JOB >> Copy out every record below with complete accuracy.

---------- RECORDS FOR THE TASK

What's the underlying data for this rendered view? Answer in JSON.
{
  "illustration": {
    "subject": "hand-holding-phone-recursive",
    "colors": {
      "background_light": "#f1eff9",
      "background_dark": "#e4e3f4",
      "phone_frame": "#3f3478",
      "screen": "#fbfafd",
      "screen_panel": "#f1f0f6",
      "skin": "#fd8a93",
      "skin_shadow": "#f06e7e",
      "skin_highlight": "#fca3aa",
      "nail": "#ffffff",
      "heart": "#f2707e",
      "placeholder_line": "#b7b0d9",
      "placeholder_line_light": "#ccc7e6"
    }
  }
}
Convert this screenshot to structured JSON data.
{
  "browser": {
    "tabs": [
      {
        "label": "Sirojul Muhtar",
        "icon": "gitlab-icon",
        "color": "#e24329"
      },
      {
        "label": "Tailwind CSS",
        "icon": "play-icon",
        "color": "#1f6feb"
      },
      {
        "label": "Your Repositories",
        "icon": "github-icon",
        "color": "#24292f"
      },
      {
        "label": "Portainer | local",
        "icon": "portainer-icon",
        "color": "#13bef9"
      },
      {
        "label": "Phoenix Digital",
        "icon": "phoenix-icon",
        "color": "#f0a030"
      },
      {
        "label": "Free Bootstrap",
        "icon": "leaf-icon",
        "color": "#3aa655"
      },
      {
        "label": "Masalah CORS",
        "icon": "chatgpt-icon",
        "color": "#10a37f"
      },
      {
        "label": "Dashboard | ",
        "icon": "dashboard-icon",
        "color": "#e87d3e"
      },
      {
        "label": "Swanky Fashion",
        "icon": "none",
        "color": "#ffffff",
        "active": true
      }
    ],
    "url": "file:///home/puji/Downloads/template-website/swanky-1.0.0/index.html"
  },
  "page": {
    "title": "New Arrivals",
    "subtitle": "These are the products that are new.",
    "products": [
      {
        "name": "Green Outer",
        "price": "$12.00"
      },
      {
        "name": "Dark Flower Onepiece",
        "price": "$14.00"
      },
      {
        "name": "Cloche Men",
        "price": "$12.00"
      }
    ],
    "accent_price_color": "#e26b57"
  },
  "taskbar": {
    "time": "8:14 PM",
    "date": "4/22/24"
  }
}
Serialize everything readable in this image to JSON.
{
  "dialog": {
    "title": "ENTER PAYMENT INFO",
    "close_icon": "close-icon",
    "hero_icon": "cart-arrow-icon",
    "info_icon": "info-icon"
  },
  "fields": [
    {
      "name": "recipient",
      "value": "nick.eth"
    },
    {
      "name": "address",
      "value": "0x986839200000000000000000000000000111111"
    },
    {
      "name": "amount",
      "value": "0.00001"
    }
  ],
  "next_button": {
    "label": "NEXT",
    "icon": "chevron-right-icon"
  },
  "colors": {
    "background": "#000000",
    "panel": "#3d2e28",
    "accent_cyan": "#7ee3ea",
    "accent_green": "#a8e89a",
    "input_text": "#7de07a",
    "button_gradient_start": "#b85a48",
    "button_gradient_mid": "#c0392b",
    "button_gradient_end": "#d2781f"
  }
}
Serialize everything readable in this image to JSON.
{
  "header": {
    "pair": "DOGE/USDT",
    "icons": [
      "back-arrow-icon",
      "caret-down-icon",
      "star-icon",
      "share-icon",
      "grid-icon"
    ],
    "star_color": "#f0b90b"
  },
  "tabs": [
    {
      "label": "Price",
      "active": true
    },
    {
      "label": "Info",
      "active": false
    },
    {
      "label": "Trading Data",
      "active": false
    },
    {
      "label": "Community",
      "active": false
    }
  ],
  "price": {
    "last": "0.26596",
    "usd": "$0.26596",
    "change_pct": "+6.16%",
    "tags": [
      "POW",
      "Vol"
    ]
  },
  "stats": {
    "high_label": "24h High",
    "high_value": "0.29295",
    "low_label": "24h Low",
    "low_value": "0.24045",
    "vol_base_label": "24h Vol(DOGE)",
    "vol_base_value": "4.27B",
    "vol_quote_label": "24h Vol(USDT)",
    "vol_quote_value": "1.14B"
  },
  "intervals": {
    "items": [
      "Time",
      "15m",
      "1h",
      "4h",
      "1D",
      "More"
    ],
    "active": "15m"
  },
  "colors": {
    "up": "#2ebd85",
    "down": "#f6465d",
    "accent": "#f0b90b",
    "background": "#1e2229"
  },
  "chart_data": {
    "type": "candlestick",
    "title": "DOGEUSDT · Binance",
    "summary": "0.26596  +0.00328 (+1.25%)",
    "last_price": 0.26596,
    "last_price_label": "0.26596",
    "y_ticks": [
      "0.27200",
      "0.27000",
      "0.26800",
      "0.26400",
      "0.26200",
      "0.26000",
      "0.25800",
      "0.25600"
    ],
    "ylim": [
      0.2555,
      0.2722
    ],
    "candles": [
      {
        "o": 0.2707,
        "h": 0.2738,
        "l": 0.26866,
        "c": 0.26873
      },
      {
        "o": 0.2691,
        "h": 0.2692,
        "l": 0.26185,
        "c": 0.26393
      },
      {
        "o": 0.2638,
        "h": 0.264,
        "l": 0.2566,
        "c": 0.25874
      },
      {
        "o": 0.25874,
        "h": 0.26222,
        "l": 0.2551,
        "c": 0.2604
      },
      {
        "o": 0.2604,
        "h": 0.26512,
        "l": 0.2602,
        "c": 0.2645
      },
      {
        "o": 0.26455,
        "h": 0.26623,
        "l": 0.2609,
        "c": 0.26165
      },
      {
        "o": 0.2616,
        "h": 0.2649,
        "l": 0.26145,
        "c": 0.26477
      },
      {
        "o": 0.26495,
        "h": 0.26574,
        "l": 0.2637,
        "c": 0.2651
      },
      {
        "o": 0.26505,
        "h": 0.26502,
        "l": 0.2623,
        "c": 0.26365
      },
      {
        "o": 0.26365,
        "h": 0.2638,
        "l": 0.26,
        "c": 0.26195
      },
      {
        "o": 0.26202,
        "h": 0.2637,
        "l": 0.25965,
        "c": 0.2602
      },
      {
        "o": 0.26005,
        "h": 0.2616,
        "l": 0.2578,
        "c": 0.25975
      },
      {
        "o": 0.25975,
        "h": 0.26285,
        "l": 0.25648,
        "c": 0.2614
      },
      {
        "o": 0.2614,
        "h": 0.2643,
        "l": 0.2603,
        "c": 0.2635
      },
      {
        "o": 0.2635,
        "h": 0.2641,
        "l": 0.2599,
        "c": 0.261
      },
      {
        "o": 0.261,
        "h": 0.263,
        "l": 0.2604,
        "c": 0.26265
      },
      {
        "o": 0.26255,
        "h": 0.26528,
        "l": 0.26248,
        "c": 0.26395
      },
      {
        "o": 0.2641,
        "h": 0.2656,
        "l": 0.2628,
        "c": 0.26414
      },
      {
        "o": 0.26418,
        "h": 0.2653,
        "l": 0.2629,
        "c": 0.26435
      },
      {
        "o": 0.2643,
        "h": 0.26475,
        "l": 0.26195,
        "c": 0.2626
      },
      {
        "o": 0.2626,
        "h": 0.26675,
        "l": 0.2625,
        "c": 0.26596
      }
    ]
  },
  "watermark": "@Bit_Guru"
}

--------------------

WRITTEN SOLUTION >>
What's the underlying data for this rendered view? Answer in JSON.
{
  "illustration": {
    "subject": "hand-holding-phone-recursive",
    "colors": {
      "background_light": "#f1eff9",
      "background_dark": "#e4e3f4",
      "phone_frame": "#3f3478",
      "screen": "#fbfafd",
      "screen_panel": "#f1f0f6",
      "skin": "#fd8a93",
      "skin_shadow": "#f06e7e",
      "skin_highlight": "#fca3aa",
      "nail": "#ffffff",
      "heart": "#f2707e",
      "placeholder_line": "#b7b0d9",
      "placeholder_line_light": "#ccc7e6"
    }
  }
}
Convert this screenshot to structured JSON data.
{
  "browser": {
    "tabs": [
      {
        "label": "Sirojul Muhtar",
        "icon": "gitlab-icon",
        "color": "#e24329"
      },
      {
        "label": "Tailwind CSS",
        "icon": "play-icon",
        "color": "#1f6feb"
      },
      {
        "label": "Your Repositories",
        "icon": "github-icon",
        "color": "#24292f"
      },
      {
        "label": "Portainer | local",
        "icon": "portainer-icon",
        "color": "#13bef9"
      },
      {
        "label": "Phoenix Digital",
        "icon": "phoenix-icon",
        "color": "#f0a030"
      },
      {
        "label": "Free Bootstrap",
        "icon": "leaf-icon",
        "color": "#3aa655"
      },
      {
        "label": "Masalah CORS",
        "icon": "chatgpt-icon",
        "color": "#10a37f"
      },
      {
        "label": "Dashboard | ",
        "icon": "dashboard-icon",
        "color": "#e87d3e"
      },
      {
        "label": "Swanky Fashion",
        "icon": "none",
        "color": "#ffffff",
        "active": true
      }
    ],
    "url": "file:///home/puji/Downloads/template-website/swanky-1.0.0/index.html"
  },
  "page": {
    "title": "New Arrivals",
    "subtitle": "These are the products that are new.",
    "products": [
      {
        "name": "Green Outer",
        "price": "$12.00"
      },
      {
        "name": "Dark Flower Onepiece",
        "price": "$14.00"
      },
      {
        "name": "Cloche Men",
        "price": "$12.00"
      }
    ],
    "accent_price_color": "#e26b57"
  },
  "taskbar": {
    "time": "8:14 PM",
    "date": "4/22/24"
  }
}
Serialize everything readable in this image to JSON.
{
  "dialog": {
    "title": "ENTER PAYMENT INFO",
    "close_icon": "close-icon",
    "hero_icon": "cart-arrow-icon",
    "info_icon": "info-icon"
  },
  "fields": [
    {
      "name": "recipient",
      "value": "nick.eth"
    },
    {
      "name": "address",
      "value": "0x986839200000000000000000000000000111111"
    },
    {
      "name": "amount",
      "value": "0.00001"
    }
  ],
  "next_button": {
    "label": "NEXT",
    "icon": "chevron-right-icon"
  },
  "colors": {
    "background": "#000000",
    "panel": "#3d2e28",
    "accent_cyan": "#7ee3ea",
    "accent_green": "#a8e89a",
    "input_text": "#7de07a",
    "button_gradient_start": "#b85a48",
    "button_gradient_mid": "#c0392b",
    "button_gradient_end": "#d2781f"
  }
}
Serialize everything readable in this image to JSON.
{
  "header": {
    "pair": "DOGE/USDT",
    "icons": [
      "back-arrow-icon",
      "caret-down-icon",
      "star-icon",
      "share-icon",
      "grid-icon"
    ],
    "star_color": "#f0b90b"
  },
  "tabs": [
    {
      "label": "Price",
      "active": true
    },
    {
      "label": "Info",
      "active": false
    },
    {
      "label": "Trading Data",
      "active": false
    },
    {
      "label": "Community",
      "active": false
    }
  ],
  "price": {
    "last": "0.26596",
    "usd": "$0.26596",
    "change_pct": "+6.16%",
    "tags": [
      "POW",
      "Vol"
    ]
  },
  "stats": {
    "high_label": "24h High",
    "high_value": "0.29295",
    "low_label": "24h Low",
    "low_value": "0.24045",
    "vol_base_label": "24h Vol(DOGE)",
    "vol_base_value": "4.27B",
    "vol_quote_label": "24h Vol(USDT)",
    "vol_quote_value": "1.14B"
  },
  "intervals": {
    "items": [
      "Time",
      "15m",
      "1h",
      "4h",
      "1D",
      "More"
    ],
    "active": "15m"
  },
  "colors": {
    "up": "#2ebd85",
    "down": "#f6465d",
    "accent": "#f0b90b",
    "background": "#1e2229"
  },
  "chart_data": {
    "type": "candlestick",
    "title": "DOGEUSDT · Binance",
    "summary": "0.26596  +0.00328 (+1.25%)",
    "last_price": 0.26596,
    "last_price_label": "0.26596",
    "y_ticks": [
      "0.27200",
      "0.27000",
      "0.26800",
      "0.26400",
      "0.26200",
      "0.26000",
      "0.25800",
      "0.25600"
    ],
    "ylim": [
      0.2555,
      0.2722
    ],
    "candles": [
      {
        "o": 0.2707,
        "h": 0.2738,
        "l": 0.26866,
        "c": 0.26873
      },
      {
        "o": 0.2691,
        "h": 0.2692,
        "l": 0.26185,
        "c": 0.26393
      },
      {
        "o": 0.2638,
        "h": 0.264,
        "l": 0.2566,
        "c": 0.25874
      },
      {
        "o": 0.25874,
        "h": 0.26222,
        "l": 0.2551,
        "c": 0.2604
      },
      {
        "o": 0.2604,
        "h": 0.26512,
        "l": 0.2602,
        "c": 0.2645
      },
      {
        "o": 0.26455,
        "h": 0.26623,
        "l": 0.2609,
        "c": 0.26165
      },
      {
        "o": 0.2616,
        "h": 0.2649,
        "l": 0.26145,
        "c": 0.26477
      },
      {
        "o": 0.26495,
        "h": 0.26574,
        "l": 0.2637,
        "c": 0.2651
      },
      {
        "o": 0.26505,
        "h": 0.26502,
        "l": 0.2623,
        "c": 0.26365
      },
      {
        "o": 0.26365,
        "h": 0.2638,
        "l": 0.26,
        "c": 0.26195
      },
      {
        "o": 0.26202,
        "h": 0.2637,
        "l": 0.25965,
        "c": 0.2602
      },
      {
        "o": 0.26005,
        "h": 0.2616,
        "l": 0.2578,
        "c": 0.25975
      },
      {
        "o": 0.25975,
        "h": 0.26285,
        "l": 0.25648,
        "c": 0.2614
      },
      {
        "o": 0.2614,
        "h": 0.2643,
        "l": 0.2603,
        "c": 0.2635
      },
      {
        "o": 0.2635,
        "h": 0.2641,
        "l": 0.2599,
        "c": 0.261
      },
      {
        "o": 0.261,
        "h": 0.263,
        "l": 0.2604,
        "c": 0.26265
      },
      {
        "o": 0.26255,
        "h": 0.26528,
        "l": 0.26248,
        "c": 0.26395
      },
      {
        "o": 0.2641,
        "h": 0.2656,
        "l": 0.2628,
        "c": 0.26414
      },
      {
        "o": 0.26418,
        "h": 0.2653,
        "l": 0.2629,
        "c": 0.26435
      },
      {
        "o": 0.2643,
        "h": 0.26475,
        "l": 0.26195,
        "c": 0.2626
      },
      {
        "o": 0.2626,
        "h": 0.26675,
        "l": 0.2625,
        "c": 0.26596
      }
    ]
  },
  "watermark": "@Bit_Guru"
}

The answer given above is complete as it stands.